- Goal of the exercise
From the records below, extract all the text exactly and leave the images behind.

- Dataset records
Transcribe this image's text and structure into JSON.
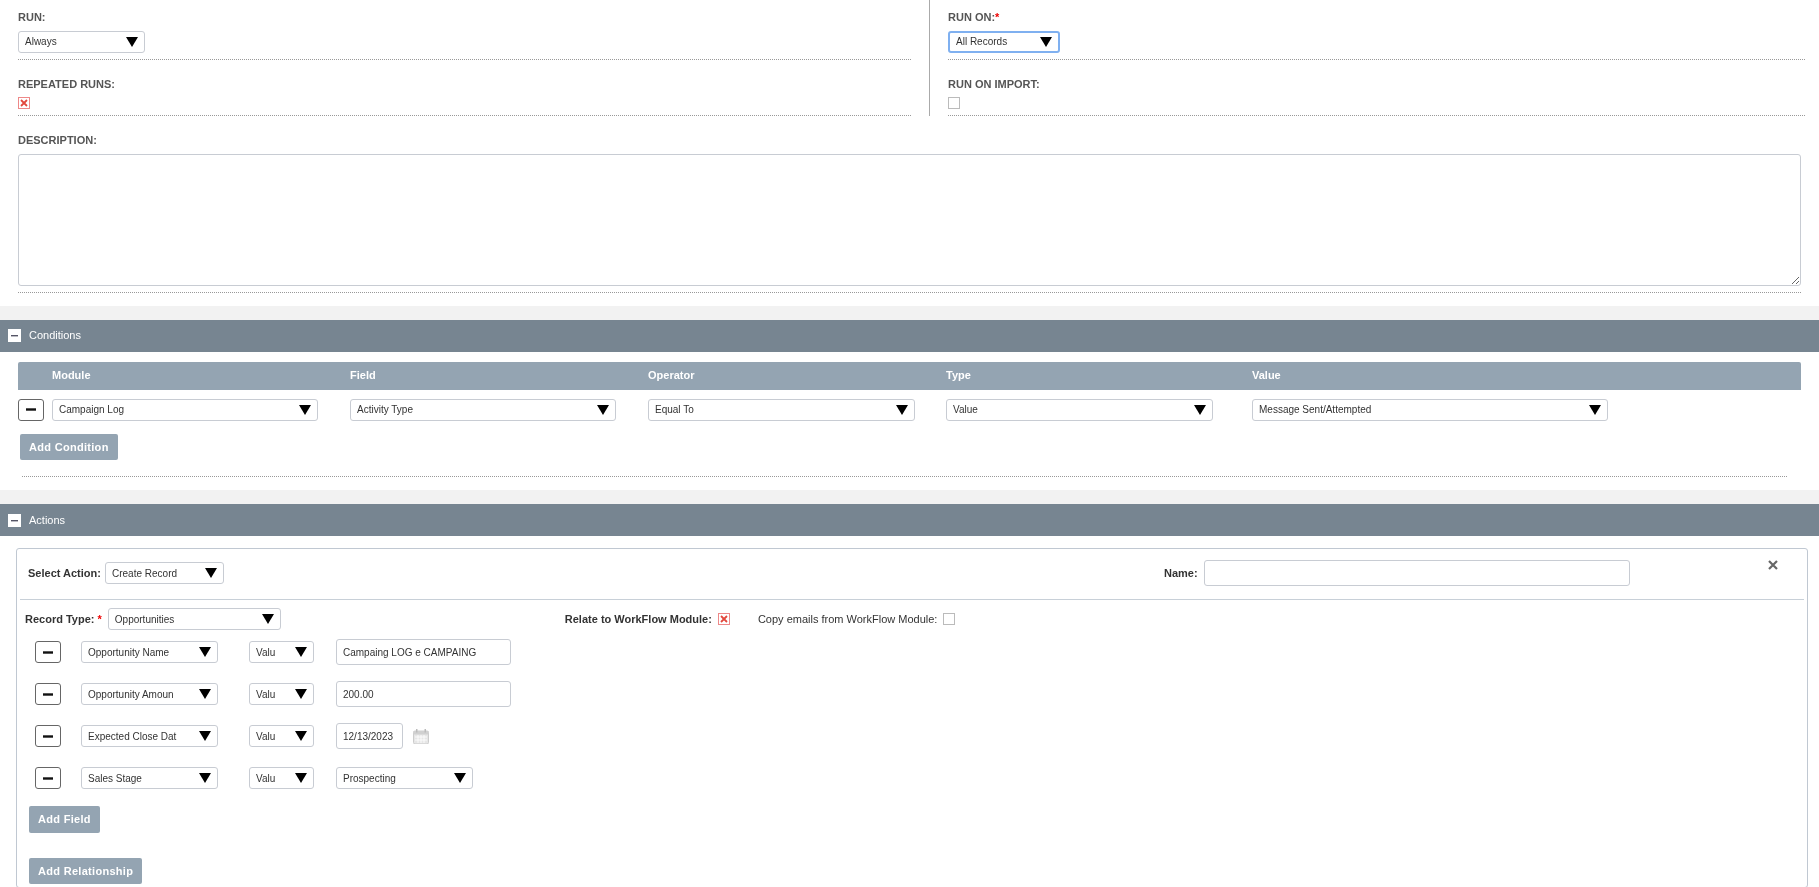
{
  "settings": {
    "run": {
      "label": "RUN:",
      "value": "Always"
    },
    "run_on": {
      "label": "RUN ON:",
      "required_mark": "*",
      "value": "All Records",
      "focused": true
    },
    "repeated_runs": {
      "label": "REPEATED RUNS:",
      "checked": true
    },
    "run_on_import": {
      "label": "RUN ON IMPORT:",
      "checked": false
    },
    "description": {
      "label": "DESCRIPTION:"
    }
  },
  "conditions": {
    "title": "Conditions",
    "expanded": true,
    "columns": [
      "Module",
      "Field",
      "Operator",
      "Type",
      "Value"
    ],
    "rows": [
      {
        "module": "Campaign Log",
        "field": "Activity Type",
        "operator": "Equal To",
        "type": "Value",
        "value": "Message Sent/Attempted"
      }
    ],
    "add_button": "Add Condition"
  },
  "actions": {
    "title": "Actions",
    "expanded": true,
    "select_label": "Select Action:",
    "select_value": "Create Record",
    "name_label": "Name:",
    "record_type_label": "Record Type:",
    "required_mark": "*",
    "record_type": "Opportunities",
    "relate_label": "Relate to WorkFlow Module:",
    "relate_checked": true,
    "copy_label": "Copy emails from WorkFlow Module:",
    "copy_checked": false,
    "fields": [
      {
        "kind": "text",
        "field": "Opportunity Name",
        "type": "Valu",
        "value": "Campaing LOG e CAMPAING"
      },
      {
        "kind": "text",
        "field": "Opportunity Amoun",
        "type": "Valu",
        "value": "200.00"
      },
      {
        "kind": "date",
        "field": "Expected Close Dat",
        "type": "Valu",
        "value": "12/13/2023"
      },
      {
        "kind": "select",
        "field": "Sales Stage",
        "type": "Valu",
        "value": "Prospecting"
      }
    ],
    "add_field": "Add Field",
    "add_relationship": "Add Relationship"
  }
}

- Exercise result
Transcribe this image's text and structure into JSON.
{
  "settings": {
    "run": {
      "label": "RUN:",
      "value": "Always"
    },
    "run_on": {
      "label": "RUN ON:",
      "required_mark": "*",
      "value": "All Records",
      "focused": true
    },
    "repeated_runs": {
      "label": "REPEATED RUNS:",
      "checked": true
    },
    "run_on_import": {
      "label": "RUN ON IMPORT:",
      "checked": false
    },
    "description": {
      "label": "DESCRIPTION:"
    }
  },
  "conditions": {
    "title": "Conditions",
    "expanded": true,
    "columns": [
      "Module",
      "Field",
      "Operator",
      "Type",
      "Value"
    ],
    "rows": [
      {
        "module": "Campaign Log",
        "field": "Activity Type",
        "operator": "Equal To",
        "type": "Value",
        "value": "Message Sent/Attempted"
      }
    ],
    "add_button": "Add Condition"
  },
  "actions": {
    "title": "Actions",
    "expanded": true,
    "select_label": "Select Action:",
    "select_value": "Create Record",
    "name_label": "Name:",
    "record_type_label": "Record Type:",
    "required_mark": "*",
    "record_type": "Opportunities",
    "relate_label": "Relate to WorkFlow Module:",
    "relate_checked": true,
    "copy_label": "Copy emails from WorkFlow Module:",
    "copy_checked": false,
    "fields": [
      {
        "kind": "text",
        "field": "Opportunity Name",
        "type": "Valu",
        "value": "Campaing LOG e CAMPAING"
      },
      {
        "kind": "text",
        "field": "Opportunity Amoun",
        "type": "Valu",
        "value": "200.00"
      },
      {
        "kind": "date",
        "field": "Expected Close Dat",
        "type": "Valu",
        "value": "12/13/2023"
      },
      {
        "kind": "select",
        "field": "Sales Stage",
        "type": "Valu",
        "value": "Prospecting"
      }
    ],
    "add_field": "Add Field",
    "add_relationship": "Add Relationship"
  }
}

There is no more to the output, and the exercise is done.